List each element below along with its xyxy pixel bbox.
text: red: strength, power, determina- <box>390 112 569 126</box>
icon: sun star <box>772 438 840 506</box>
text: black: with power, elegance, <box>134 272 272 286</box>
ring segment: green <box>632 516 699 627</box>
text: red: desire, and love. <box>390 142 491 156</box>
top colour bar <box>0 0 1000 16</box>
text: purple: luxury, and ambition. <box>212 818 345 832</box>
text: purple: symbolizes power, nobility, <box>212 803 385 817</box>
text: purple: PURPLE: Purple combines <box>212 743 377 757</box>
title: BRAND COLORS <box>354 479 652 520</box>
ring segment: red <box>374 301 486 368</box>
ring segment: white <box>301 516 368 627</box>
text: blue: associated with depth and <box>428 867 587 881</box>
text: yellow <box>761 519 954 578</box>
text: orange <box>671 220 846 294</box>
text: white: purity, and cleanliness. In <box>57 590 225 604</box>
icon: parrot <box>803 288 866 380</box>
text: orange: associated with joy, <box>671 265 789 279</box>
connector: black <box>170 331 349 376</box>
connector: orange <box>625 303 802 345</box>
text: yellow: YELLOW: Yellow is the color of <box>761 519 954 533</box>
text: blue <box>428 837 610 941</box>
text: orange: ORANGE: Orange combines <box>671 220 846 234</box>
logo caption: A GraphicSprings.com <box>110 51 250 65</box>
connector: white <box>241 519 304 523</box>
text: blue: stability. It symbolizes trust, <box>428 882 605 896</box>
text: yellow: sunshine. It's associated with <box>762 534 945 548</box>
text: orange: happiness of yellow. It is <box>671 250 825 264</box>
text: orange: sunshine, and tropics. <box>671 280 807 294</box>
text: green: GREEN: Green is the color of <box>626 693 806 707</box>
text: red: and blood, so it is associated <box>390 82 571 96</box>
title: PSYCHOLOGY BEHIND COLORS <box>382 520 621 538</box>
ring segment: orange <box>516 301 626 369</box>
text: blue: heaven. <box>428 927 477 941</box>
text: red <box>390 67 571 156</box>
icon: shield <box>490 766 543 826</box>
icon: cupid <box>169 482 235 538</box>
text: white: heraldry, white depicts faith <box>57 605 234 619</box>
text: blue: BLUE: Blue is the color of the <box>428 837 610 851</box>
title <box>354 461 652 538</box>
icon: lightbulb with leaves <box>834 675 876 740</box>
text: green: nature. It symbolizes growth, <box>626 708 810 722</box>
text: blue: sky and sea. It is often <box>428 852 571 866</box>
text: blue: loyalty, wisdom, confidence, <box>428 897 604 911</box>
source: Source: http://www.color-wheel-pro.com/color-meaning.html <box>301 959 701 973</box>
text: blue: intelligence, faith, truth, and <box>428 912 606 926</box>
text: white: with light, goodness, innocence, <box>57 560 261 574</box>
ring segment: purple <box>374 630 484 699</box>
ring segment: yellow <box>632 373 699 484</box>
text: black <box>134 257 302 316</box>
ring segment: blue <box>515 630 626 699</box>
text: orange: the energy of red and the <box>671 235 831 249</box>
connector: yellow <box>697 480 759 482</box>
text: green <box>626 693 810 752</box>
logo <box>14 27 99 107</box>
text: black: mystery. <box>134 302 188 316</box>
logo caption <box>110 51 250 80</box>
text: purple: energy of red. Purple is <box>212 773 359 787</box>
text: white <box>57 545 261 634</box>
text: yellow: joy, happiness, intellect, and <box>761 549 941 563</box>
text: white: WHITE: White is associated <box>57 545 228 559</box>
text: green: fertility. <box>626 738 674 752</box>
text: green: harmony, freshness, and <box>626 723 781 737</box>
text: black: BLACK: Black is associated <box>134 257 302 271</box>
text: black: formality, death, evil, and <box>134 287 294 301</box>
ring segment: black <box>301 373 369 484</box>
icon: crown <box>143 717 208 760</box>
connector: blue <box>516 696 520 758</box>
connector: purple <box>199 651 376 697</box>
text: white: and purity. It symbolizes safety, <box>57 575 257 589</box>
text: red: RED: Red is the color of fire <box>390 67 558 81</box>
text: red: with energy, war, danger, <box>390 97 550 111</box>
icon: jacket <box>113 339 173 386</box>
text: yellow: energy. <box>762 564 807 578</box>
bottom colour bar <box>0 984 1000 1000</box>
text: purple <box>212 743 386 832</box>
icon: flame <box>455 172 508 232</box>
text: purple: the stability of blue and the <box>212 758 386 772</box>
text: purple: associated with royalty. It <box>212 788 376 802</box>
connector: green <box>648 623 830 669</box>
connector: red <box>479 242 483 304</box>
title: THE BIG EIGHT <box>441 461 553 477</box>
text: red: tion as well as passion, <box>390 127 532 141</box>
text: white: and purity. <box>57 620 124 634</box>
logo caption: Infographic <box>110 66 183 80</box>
——
Could you transcribe the lines from the start of the records through the line holding "ring segment: red <box>374 301 486 368</box>", inclusive, exactly as they appear?

## Written answer
List each element below along with its xyxy pixel bbox.
text: red: strength, power, determina- <box>390 112 569 126</box>
icon: sun star <box>772 438 840 506</box>
text: black: with power, elegance, <box>134 272 272 286</box>
ring segment: green <box>632 516 699 627</box>
text: red: desire, and love. <box>390 142 491 156</box>
top colour bar <box>0 0 1000 16</box>
text: purple: luxury, and ambition. <box>212 818 345 832</box>
text: purple: symbolizes power, nobility, <box>212 803 385 817</box>
text: purple: PURPLE: Purple combines <box>212 743 377 757</box>
title: BRAND COLORS <box>354 479 652 520</box>
ring segment: red <box>374 301 486 368</box>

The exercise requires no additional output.